**Direction**
In your copy, include every line of the listing below exactly but none of the pictures.

========

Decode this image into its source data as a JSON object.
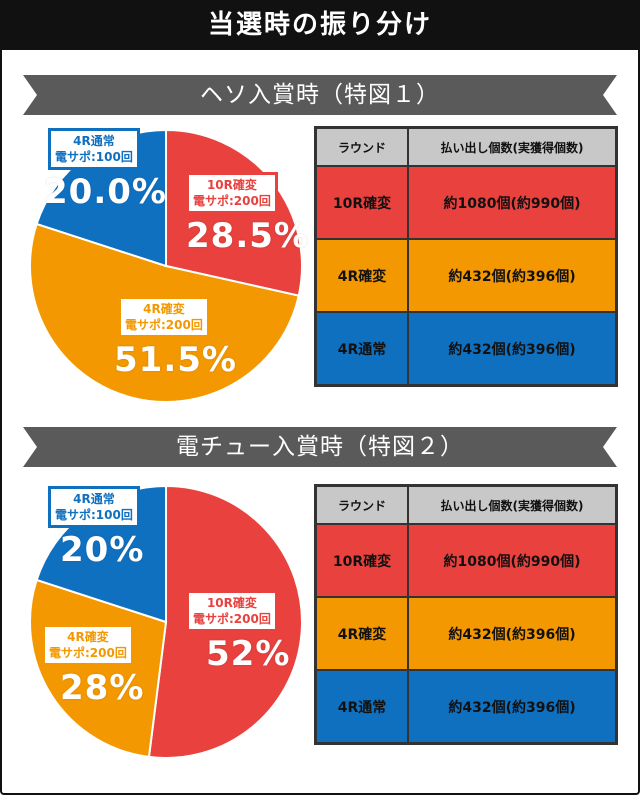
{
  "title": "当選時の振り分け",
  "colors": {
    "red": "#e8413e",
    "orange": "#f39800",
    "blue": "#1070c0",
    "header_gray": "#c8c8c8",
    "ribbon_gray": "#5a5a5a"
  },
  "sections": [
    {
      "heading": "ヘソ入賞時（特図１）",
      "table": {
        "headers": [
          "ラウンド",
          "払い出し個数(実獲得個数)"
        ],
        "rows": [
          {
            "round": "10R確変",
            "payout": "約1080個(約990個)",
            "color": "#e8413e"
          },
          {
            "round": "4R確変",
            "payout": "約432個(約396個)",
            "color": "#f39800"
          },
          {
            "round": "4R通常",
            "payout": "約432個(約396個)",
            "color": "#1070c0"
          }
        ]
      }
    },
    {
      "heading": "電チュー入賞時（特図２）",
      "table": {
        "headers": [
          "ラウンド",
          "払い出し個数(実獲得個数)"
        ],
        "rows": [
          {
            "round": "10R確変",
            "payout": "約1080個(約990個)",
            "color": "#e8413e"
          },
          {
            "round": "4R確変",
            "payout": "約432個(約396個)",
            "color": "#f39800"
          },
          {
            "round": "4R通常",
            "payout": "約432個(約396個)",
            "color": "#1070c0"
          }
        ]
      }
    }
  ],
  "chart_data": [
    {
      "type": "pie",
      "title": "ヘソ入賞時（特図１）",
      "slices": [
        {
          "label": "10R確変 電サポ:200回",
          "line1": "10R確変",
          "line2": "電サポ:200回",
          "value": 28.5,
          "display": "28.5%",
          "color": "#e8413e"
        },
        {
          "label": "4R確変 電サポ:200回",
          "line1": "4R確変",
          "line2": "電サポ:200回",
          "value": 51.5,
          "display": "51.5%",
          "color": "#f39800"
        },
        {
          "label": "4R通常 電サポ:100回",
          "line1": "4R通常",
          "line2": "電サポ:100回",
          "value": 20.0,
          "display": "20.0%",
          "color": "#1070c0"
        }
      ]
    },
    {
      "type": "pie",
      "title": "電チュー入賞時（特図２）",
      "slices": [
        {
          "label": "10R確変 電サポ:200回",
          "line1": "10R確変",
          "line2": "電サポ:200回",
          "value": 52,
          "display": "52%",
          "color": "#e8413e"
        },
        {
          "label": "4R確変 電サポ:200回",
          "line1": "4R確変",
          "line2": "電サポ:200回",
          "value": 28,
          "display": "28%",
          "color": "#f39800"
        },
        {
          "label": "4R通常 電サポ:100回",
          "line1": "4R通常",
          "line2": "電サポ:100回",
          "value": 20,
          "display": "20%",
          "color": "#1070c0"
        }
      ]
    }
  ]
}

========

**Correct response**
Decode this image into its source data as a JSON object.
{
  "title": "当選時の振り分け",
  "colors": {
    "red": "#e8413e",
    "orange": "#f39800",
    "blue": "#1070c0",
    "header_gray": "#c8c8c8",
    "ribbon_gray": "#5a5a5a"
  },
  "sections": [
    {
      "heading": "ヘソ入賞時（特図１）",
      "table": {
        "headers": [
          "ラウンド",
          "払い出し個数(実獲得個数)"
        ],
        "rows": [
          {
            "round": "10R確変",
            "payout": "約1080個(約990個)",
            "color": "#e8413e"
          },
          {
            "round": "4R確変",
            "payout": "約432個(約396個)",
            "color": "#f39800"
          },
          {
            "round": "4R通常",
            "payout": "約432個(約396個)",
            "color": "#1070c0"
          }
        ]
      }
    },
    {
      "heading": "電チュー入賞時（特図２）",
      "table": {
        "headers": [
          "ラウンド",
          "払い出し個数(実獲得個数)"
        ],
        "rows": [
          {
            "round": "10R確変",
            "payout": "約1080個(約990個)",
            "color": "#e8413e"
          },
          {
            "round": "4R確変",
            "payout": "約432個(約396個)",
            "color": "#f39800"
          },
          {
            "round": "4R通常",
            "payout": "約432個(約396個)",
            "color": "#1070c0"
          }
        ]
      }
    }
  ],
  "chart_data": [
    {
      "type": "pie",
      "title": "ヘソ入賞時（特図１）",
      "slices": [
        {
          "label": "10R確変 電サポ:200回",
          "line1": "10R確変",
          "line2": "電サポ:200回",
          "value": 28.5,
          "display": "28.5%",
          "color": "#e8413e"
        },
        {
          "label": "4R確変 電サポ:200回",
          "line1": "4R確変",
          "line2": "電サポ:200回",
          "value": 51.5,
          "display": "51.5%",
          "color": "#f39800"
        },
        {
          "label": "4R通常 電サポ:100回",
          "line1": "4R通常",
          "line2": "電サポ:100回",
          "value": 20.0,
          "display": "20.0%",
          "color": "#1070c0"
        }
      ]
    },
    {
      "type": "pie",
      "title": "電チュー入賞時（特図２）",
      "slices": [
        {
          "label": "10R確変 電サポ:200回",
          "line1": "10R確変",
          "line2": "電サポ:200回",
          "value": 52,
          "display": "52%",
          "color": "#e8413e"
        },
        {
          "label": "4R確変 電サポ:200回",
          "line1": "4R確変",
          "line2": "電サポ:200回",
          "value": 28,
          "display": "28%",
          "color": "#f39800"
        },
        {
          "label": "4R通常 電サポ:100回",
          "line1": "4R通常",
          "line2": "電サポ:100回",
          "value": 20,
          "display": "20%",
          "color": "#1070c0"
        }
      ]
    }
  ]
}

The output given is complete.